Challenge: Show every line in the entries below where the word "六合一平台数据表清单" appears.

-- start Extracted information --

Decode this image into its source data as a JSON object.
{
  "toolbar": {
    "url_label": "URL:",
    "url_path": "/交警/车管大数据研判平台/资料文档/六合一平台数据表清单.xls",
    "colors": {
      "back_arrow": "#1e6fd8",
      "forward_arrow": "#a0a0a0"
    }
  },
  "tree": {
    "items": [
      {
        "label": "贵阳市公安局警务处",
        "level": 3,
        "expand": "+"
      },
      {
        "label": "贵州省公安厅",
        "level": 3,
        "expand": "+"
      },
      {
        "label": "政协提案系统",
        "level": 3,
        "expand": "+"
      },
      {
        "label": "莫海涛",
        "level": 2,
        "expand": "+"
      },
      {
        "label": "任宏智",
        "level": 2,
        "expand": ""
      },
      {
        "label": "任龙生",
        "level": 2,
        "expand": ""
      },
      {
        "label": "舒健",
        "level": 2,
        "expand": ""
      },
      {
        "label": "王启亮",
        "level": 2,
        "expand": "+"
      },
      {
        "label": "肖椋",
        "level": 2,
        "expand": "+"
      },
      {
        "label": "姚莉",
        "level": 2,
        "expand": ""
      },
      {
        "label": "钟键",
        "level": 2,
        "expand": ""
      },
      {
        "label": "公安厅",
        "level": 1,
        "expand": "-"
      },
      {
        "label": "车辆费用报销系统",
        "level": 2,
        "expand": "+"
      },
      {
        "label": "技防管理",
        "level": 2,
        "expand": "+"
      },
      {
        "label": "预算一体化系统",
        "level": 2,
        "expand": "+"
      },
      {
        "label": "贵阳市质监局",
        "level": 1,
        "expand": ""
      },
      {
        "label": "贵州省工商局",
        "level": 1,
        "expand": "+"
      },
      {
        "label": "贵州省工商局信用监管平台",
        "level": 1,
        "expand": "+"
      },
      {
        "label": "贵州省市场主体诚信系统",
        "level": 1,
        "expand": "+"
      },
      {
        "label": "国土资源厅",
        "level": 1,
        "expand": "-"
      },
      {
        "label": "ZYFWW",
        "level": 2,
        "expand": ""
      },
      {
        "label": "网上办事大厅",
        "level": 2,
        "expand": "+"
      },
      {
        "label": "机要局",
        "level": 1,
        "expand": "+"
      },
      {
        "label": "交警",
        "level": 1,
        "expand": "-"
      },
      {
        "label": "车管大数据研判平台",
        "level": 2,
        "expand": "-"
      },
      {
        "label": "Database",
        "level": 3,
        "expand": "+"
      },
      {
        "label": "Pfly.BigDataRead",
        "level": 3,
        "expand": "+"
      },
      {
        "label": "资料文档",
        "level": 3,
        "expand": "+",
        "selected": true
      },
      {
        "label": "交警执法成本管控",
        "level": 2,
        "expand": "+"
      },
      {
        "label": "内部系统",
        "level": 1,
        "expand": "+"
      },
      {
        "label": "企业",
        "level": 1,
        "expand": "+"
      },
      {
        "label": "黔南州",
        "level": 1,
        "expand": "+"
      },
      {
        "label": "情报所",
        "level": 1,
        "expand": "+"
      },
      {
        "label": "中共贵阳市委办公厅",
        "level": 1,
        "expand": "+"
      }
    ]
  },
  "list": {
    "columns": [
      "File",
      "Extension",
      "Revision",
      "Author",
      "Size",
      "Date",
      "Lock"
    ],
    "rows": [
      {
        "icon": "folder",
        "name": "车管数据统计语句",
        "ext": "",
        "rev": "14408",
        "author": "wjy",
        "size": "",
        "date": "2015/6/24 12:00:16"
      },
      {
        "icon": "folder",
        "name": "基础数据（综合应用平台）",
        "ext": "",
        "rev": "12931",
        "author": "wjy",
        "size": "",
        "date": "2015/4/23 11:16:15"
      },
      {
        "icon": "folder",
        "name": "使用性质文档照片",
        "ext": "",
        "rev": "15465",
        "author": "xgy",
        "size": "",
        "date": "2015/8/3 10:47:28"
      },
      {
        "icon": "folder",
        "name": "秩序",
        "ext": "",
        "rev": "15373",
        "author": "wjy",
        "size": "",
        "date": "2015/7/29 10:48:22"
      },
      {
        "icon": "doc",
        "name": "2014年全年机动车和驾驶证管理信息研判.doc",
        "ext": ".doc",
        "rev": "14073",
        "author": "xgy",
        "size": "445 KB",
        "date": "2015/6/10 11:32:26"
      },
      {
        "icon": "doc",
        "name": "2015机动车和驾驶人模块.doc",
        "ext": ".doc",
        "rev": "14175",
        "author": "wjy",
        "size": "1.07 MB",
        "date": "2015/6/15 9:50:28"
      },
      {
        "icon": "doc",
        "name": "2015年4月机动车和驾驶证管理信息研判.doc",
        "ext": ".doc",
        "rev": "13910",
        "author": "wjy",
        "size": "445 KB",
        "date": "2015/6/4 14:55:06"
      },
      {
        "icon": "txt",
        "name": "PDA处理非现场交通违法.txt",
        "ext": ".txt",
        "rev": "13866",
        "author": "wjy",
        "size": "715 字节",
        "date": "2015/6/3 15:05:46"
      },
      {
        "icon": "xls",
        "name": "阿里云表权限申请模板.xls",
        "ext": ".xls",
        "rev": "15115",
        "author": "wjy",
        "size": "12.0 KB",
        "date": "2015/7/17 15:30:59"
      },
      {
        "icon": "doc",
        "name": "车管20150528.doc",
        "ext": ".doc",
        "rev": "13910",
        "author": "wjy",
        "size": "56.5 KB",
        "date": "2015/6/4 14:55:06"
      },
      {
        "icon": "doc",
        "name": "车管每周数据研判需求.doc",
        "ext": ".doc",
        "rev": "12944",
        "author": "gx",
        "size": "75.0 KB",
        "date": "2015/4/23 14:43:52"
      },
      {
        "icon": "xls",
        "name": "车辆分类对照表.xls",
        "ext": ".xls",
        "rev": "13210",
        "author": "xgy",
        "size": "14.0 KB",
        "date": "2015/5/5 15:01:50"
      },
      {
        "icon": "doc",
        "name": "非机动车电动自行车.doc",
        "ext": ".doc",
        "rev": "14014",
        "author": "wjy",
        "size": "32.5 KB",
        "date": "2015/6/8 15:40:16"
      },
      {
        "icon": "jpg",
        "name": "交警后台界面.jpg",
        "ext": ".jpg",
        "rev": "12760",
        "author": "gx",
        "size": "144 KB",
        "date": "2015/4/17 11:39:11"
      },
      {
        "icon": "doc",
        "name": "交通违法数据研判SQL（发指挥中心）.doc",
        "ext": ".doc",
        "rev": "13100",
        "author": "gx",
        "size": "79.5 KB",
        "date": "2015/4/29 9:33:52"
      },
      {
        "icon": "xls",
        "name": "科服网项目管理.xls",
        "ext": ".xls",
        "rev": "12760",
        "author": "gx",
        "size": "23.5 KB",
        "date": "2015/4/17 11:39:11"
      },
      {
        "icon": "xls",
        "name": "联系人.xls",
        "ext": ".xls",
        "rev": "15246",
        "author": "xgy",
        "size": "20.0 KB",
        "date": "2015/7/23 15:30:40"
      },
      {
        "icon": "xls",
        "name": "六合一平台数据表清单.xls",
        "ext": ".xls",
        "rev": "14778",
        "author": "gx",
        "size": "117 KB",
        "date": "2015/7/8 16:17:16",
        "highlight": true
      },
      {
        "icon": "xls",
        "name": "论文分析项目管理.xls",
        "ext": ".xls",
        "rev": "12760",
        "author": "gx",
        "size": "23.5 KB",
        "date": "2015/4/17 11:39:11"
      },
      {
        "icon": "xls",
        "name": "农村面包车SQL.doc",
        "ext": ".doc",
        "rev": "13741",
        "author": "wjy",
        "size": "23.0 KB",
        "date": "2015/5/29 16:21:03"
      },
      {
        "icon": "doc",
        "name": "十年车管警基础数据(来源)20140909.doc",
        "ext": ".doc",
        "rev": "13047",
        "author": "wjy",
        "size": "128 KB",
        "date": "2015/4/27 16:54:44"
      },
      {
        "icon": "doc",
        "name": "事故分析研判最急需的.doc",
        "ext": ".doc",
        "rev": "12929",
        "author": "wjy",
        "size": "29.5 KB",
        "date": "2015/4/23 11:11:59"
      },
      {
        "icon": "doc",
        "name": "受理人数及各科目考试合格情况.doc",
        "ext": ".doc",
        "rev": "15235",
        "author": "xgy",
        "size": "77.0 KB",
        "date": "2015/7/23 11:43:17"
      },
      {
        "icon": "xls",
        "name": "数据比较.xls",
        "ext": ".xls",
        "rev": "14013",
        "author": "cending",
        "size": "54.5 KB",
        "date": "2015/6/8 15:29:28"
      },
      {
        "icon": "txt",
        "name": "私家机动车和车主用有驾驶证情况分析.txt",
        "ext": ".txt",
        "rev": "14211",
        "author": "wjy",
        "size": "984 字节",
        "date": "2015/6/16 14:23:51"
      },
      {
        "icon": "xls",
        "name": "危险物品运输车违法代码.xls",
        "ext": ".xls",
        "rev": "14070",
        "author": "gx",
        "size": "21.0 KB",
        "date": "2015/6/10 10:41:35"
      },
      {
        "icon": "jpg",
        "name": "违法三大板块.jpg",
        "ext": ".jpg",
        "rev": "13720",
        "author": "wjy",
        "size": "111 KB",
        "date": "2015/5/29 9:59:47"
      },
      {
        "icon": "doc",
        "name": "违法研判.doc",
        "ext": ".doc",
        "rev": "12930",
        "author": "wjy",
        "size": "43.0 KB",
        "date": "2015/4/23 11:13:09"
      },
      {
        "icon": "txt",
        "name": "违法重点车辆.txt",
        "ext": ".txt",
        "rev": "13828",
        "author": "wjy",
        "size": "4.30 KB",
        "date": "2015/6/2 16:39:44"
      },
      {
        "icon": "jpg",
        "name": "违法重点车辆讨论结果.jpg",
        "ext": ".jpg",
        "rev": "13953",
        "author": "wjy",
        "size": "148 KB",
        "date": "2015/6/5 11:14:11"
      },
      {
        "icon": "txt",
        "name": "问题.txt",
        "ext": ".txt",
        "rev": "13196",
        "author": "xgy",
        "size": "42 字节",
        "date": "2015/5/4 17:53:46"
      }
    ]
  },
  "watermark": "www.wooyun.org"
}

-- end Extracted information --

Response to this exercise:
    "url_path": "/交警/车管大数据研判平台/资料文档/六合一平台数据表清单.xls",
        "name": "六合一平台数据表清单.xls",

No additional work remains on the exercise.